[Stored entries]
○ ○ ○ ○ ○
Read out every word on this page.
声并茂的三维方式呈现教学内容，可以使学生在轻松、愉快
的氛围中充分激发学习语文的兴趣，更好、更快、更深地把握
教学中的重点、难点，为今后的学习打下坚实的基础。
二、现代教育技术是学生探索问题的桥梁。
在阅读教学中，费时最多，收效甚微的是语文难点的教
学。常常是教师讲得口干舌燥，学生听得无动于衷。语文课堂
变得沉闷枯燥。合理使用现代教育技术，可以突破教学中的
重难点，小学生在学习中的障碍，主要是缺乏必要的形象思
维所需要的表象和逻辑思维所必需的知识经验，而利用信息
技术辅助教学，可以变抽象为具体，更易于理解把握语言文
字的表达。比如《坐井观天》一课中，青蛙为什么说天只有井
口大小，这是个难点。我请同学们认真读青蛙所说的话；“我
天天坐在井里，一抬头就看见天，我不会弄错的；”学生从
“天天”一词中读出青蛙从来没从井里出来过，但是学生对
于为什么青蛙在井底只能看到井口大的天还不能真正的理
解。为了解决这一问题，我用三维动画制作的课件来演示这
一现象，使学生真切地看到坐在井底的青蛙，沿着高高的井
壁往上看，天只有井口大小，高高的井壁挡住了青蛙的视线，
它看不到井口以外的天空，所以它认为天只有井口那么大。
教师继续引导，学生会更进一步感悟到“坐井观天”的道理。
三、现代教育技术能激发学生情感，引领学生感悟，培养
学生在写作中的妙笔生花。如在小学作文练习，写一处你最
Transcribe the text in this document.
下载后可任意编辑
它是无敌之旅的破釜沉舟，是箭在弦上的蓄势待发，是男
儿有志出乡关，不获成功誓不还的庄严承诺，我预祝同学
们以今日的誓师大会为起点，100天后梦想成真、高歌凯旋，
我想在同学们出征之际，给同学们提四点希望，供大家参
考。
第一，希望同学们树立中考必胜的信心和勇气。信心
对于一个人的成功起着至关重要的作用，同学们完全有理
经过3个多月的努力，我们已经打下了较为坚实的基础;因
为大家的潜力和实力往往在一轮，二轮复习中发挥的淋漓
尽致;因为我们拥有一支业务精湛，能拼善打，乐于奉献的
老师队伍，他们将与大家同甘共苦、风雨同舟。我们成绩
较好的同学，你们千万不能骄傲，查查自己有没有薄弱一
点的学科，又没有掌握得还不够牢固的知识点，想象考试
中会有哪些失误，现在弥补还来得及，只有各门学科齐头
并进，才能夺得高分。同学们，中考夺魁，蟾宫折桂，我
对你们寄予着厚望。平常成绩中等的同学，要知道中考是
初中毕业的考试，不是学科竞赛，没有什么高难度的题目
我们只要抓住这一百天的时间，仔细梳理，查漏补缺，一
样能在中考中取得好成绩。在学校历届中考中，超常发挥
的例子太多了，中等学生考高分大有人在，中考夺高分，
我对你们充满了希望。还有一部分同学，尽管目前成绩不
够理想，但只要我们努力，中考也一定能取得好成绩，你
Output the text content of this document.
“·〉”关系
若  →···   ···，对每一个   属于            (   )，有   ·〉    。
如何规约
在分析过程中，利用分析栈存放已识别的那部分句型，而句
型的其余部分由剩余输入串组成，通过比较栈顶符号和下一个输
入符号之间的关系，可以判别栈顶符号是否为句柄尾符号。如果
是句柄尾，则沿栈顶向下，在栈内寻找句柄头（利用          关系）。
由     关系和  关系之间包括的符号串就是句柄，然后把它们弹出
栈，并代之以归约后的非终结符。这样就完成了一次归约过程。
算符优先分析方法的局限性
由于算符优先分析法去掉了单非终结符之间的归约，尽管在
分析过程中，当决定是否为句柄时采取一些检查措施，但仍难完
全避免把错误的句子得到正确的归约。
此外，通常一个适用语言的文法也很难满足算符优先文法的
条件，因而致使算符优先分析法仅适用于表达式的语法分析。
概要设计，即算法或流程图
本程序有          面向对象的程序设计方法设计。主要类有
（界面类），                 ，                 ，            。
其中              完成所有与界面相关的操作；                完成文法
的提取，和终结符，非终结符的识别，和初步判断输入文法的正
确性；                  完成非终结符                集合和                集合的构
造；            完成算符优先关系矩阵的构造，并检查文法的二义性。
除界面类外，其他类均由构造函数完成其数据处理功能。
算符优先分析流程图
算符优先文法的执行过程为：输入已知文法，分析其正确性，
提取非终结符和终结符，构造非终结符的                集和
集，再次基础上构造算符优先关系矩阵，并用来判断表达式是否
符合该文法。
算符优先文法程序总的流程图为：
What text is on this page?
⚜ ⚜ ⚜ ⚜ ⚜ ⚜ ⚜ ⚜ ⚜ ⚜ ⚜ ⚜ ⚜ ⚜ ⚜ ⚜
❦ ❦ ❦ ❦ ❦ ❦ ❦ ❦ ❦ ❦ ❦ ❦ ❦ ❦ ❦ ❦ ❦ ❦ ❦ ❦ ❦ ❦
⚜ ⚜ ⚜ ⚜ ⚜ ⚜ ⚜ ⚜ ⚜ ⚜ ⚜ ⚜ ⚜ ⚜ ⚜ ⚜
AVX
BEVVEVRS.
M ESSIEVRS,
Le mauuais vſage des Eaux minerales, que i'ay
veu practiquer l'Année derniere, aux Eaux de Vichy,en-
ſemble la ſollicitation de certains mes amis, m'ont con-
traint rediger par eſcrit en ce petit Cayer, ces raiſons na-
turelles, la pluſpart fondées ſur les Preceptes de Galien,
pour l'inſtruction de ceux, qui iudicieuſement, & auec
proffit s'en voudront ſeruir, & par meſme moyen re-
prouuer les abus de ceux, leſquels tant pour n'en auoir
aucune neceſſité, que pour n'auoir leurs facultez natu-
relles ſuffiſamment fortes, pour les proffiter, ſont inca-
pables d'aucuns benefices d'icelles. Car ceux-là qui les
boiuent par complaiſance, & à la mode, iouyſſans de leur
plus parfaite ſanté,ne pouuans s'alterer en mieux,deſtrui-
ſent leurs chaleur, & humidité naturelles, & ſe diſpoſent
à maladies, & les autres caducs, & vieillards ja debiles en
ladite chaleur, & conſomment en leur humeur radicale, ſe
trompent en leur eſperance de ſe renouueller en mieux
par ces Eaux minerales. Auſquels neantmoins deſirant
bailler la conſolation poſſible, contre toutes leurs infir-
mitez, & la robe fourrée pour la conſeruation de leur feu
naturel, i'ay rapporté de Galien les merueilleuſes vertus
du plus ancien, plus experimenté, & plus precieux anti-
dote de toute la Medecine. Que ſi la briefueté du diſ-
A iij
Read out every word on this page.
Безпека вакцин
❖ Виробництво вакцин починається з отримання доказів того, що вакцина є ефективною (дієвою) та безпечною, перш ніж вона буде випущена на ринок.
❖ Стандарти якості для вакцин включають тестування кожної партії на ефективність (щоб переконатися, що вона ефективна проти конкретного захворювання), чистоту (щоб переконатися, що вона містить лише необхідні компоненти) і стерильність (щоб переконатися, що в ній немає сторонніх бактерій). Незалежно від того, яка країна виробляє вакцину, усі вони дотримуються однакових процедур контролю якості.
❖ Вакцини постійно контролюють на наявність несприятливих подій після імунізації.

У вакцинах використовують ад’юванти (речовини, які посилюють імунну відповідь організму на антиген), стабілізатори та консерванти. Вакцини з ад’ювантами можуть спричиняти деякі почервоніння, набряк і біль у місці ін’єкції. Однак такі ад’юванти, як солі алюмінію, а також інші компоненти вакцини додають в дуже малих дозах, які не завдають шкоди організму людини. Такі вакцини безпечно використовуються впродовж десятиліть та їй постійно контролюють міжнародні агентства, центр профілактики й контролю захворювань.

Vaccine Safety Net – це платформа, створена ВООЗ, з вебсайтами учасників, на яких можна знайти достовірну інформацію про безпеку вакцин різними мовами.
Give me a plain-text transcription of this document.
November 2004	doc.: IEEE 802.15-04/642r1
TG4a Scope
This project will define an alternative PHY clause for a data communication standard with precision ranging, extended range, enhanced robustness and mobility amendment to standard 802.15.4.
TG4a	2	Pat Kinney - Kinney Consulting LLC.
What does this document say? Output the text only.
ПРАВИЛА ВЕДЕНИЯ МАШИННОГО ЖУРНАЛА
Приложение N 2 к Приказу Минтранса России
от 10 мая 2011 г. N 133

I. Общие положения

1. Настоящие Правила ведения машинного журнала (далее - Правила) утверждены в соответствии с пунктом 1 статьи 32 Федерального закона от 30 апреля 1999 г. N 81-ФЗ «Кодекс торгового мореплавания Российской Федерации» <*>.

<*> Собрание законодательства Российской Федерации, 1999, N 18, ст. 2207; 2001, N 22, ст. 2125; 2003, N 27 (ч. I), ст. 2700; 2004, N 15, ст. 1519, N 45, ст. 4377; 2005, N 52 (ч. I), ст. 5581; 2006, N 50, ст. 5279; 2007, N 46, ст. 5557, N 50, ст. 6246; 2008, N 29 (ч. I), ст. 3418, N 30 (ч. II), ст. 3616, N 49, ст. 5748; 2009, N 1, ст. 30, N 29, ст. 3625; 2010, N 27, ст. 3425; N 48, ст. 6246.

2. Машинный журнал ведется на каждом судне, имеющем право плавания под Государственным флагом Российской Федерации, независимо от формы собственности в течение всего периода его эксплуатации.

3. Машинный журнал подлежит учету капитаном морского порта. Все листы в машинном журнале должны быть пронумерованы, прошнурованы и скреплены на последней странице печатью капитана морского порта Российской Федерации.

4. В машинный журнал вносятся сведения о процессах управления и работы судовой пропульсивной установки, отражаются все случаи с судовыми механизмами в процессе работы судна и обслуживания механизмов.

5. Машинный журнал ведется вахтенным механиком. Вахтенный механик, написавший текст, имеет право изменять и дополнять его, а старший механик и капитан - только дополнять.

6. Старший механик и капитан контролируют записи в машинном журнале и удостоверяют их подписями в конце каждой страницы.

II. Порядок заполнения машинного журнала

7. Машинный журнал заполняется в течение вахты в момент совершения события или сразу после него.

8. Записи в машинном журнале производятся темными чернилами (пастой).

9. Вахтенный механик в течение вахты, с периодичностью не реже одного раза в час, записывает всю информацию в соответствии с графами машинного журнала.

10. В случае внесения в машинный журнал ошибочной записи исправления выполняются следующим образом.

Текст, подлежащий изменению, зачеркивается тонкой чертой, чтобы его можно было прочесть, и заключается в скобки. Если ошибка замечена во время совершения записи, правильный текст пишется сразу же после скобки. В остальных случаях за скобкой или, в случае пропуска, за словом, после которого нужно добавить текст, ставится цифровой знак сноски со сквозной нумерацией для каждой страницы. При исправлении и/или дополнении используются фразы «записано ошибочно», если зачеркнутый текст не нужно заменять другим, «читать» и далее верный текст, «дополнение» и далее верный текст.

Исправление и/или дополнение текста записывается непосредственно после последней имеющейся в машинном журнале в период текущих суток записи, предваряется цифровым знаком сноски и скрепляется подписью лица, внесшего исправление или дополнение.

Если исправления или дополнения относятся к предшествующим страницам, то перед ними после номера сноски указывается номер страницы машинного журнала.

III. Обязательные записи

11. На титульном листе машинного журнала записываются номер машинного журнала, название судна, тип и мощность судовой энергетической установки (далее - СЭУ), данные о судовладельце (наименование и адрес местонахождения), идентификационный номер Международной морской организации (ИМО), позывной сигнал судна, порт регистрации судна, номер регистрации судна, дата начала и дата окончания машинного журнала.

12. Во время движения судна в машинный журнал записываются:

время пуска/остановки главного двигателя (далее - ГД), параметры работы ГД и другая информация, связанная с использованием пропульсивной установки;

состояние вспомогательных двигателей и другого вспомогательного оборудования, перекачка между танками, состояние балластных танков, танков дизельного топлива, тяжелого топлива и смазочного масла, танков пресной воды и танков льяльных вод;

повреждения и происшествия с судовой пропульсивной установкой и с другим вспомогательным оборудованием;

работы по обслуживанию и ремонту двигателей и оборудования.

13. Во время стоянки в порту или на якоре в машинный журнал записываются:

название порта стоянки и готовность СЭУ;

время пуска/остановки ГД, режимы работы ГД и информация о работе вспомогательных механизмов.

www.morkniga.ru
○ ○ ○ ○ ○
What needs to be done »
Within the listing above, find every line containing the string "вспомогательных" and return it.

Solution to this exercise »
состояние вспомогательных двигателей и другого вспомогательного оборудования, перекачка между танками, состояние балластных танков, танков дизельного топлива, тяжелого топлива и смазочного масла, танков пресной воды и танков льяльных вод;
время пуска/остановки ГД, режимы работы ГД и информация о работе вспомогательных механизмов.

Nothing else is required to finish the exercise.